1884 yılında doğan Yahya Kemal ile 1876 yılında doğan Ziya Gökalp, toplumun sosyal meselelerine eğilen, fikir ve görüş beyan eden, fakat aralarında görüş ve düşünce farlılıkları da bulunan iki önemli şahsiyettir. Bir defasında Ziya Gökalp, Yahya Kemal’de,
“Harâbîsin harâbâtî değilsin,
Gözün mâzîdedir âti değilsin.” ( Ayyaşsın ama vaktini meyhanede ziyan etmezsin. Geçmişte takılıp kalmışsın hiç geleceğe hitap etmiyorsun.) der. Bunun üzerine Yahya Kemal’de,
“Ne Harâbîyim ne harâbâtîyim,
Kökü mâzîde olan âtiyim.” (Ne ayyaşım ne de vaktimi buralarda boşa harcayan biriyim. Ben kökleri geçmişte olan bir geleceğim) diyerek Ziya Gökalp’e cevap verir. Dolayısıyla Yahya Kemal, bu cevabıyla hem düşünce dünyasını, hem de mazi ile ati arasındaki derin ilişkiyi, açıklar.

# Verilen görev a
Yahya Kemal ile Ziya Gökalp hakkındaki metnin “1884 yılında doğan” ifadesinden “derin ilişkiyi, açıklar.” ifadesine kadar olan kısmını hiç değiştirmeden tekrar yazın.
Metin ile girdiler birbirinden ayrı malzemelerdir.

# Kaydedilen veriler
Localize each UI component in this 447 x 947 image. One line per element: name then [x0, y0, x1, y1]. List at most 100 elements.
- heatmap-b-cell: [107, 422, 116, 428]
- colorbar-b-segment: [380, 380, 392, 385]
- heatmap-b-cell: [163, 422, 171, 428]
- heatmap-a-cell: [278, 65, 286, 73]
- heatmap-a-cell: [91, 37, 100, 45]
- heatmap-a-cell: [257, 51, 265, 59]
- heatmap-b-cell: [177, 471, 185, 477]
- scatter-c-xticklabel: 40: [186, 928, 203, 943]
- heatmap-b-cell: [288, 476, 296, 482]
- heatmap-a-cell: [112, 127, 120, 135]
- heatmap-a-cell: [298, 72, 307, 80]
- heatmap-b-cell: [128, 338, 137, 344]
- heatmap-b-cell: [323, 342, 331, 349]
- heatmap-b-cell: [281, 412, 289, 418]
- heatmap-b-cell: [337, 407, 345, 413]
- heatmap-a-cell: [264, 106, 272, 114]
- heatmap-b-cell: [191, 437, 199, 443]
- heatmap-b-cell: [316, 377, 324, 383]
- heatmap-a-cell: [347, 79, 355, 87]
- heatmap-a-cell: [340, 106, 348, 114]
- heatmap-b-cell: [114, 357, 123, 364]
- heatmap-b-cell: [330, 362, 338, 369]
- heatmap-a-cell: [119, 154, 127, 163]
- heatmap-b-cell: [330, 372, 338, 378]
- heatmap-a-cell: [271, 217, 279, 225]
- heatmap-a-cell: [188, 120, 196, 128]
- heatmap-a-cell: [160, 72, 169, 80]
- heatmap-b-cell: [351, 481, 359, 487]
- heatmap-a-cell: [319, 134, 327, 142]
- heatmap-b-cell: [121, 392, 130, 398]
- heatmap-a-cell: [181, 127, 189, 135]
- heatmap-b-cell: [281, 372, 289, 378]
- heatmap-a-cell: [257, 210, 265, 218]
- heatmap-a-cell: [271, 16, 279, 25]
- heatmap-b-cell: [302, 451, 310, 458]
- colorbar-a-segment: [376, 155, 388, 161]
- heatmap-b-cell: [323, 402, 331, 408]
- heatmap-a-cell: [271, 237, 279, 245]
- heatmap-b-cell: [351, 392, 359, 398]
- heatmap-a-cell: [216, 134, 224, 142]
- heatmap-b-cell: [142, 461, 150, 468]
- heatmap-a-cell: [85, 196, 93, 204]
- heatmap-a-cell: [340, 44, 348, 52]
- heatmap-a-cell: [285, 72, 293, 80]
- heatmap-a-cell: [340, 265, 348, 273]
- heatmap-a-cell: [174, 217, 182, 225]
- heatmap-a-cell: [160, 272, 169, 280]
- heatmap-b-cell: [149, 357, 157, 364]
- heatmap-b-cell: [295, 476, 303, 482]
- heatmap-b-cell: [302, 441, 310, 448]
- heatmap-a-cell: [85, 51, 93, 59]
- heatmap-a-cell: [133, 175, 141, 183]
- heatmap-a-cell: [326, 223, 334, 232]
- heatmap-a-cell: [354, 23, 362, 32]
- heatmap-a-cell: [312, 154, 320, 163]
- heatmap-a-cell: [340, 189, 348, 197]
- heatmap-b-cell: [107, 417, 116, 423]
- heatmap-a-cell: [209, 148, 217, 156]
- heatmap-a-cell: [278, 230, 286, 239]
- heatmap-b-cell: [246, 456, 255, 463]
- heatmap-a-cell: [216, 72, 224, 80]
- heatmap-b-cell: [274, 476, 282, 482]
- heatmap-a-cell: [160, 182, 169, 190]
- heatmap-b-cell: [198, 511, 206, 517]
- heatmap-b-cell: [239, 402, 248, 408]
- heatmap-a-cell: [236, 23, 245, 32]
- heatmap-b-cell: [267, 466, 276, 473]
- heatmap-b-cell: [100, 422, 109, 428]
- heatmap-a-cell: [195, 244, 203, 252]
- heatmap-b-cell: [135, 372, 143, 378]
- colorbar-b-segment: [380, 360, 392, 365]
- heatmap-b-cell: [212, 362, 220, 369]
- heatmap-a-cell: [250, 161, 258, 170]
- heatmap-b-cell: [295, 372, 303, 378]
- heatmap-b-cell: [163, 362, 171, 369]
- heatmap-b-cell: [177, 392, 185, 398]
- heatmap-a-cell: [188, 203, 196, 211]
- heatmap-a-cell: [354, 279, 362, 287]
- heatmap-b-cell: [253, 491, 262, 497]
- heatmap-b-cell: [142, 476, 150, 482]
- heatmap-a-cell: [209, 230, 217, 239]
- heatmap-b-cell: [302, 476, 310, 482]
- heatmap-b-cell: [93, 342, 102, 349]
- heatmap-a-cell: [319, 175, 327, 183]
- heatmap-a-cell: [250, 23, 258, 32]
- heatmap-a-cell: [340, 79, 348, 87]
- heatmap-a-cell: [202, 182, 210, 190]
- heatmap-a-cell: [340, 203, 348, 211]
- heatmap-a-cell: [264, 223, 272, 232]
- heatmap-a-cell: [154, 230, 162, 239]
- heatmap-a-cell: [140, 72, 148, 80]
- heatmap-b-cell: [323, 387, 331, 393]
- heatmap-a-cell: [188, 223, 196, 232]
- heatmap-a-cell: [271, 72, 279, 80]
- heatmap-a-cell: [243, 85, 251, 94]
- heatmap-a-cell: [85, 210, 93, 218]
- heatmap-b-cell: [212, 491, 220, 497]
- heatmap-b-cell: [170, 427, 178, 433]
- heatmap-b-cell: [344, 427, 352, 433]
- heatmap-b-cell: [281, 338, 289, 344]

# Verilen görev b
Girdilerin ilk satırından “- heatmap-b-cell: [281, 412, 289, 418]” bulunan satıra kadar, iki uç da dahil, satırları yeniden yazın. “colorbar-b-segment” yerine “colorbar-b-band” koyun, geri kalan her şeyi olduğu gibi bırakın.

# Çözümlü cevap a
1884 yılında doğan Yahya Kemal ile 1876 yılında doğan Ziya Gökalp, toplumun sosyal meselelerine eğilen, fikir ve görüş beyan eden, fakat aralarında görüş ve düşünce farlılıkları da bulunan iki önemli şahsiyettir. Bir defasında Ziya Gökalp, Yahya Kemal’de,
“Harâbîsin harâbâtî değilsin,
Gözün mâzîdedir âti değilsin.” ( Ayyaşsın ama vaktini meyhanede ziyan etmezsin. Geçmişte takılıp kalmışsın hiç geleceğe hitap etmiyorsun.) der. Bunun üzerine Yahya Kemal’de,
“Ne Harâbîyim ne harâbâtîyim,
Kökü mâzîde olan âtiyim.” (Ne ayyaşım ne de vaktimi buralarda boşa harcayan biriyim. Ben kökleri geçmişte olan bir geleceğim) diyerek Ziya Gökalp’e cevap verir. Dolayısıyla Yahya Kemal, bu cevabıyla hem düşünce dünyasını, hem de mazi ile ati arasındaki derin ilişkiyi, açıklar.

# Çözümlü cevap b
Localize each UI component in this 447 x 947 image. One line per element: name then [x0, y0, x1, y1]. List at most 100 elements.
- heatmap-b-cell: [107, 422, 116, 428]
- colorbar-b-band: [380, 380, 392, 385]
- heatmap-b-cell: [163, 422, 171, 428]
- heatmap-a-cell: [278, 65, 286, 73]
- heatmap-a-cell: [91, 37, 100, 45]
- heatmap-a-cell: [257, 51, 265, 59]
- heatmap-b-cell: [177, 471, 185, 477]
- scatter-c-xticklabel: 40: [186, 928, 203, 943]
- heatmap-b-cell: [288, 476, 296, 482]
- heatmap-a-cell: [112, 127, 120, 135]
- heatmap-a-cell: [298, 72, 307, 80]
- heatmap-b-cell: [128, 338, 137, 344]
- heatmap-b-cell: [323, 342, 331, 349]
- heatmap-b-cell: [281, 412, 289, 418]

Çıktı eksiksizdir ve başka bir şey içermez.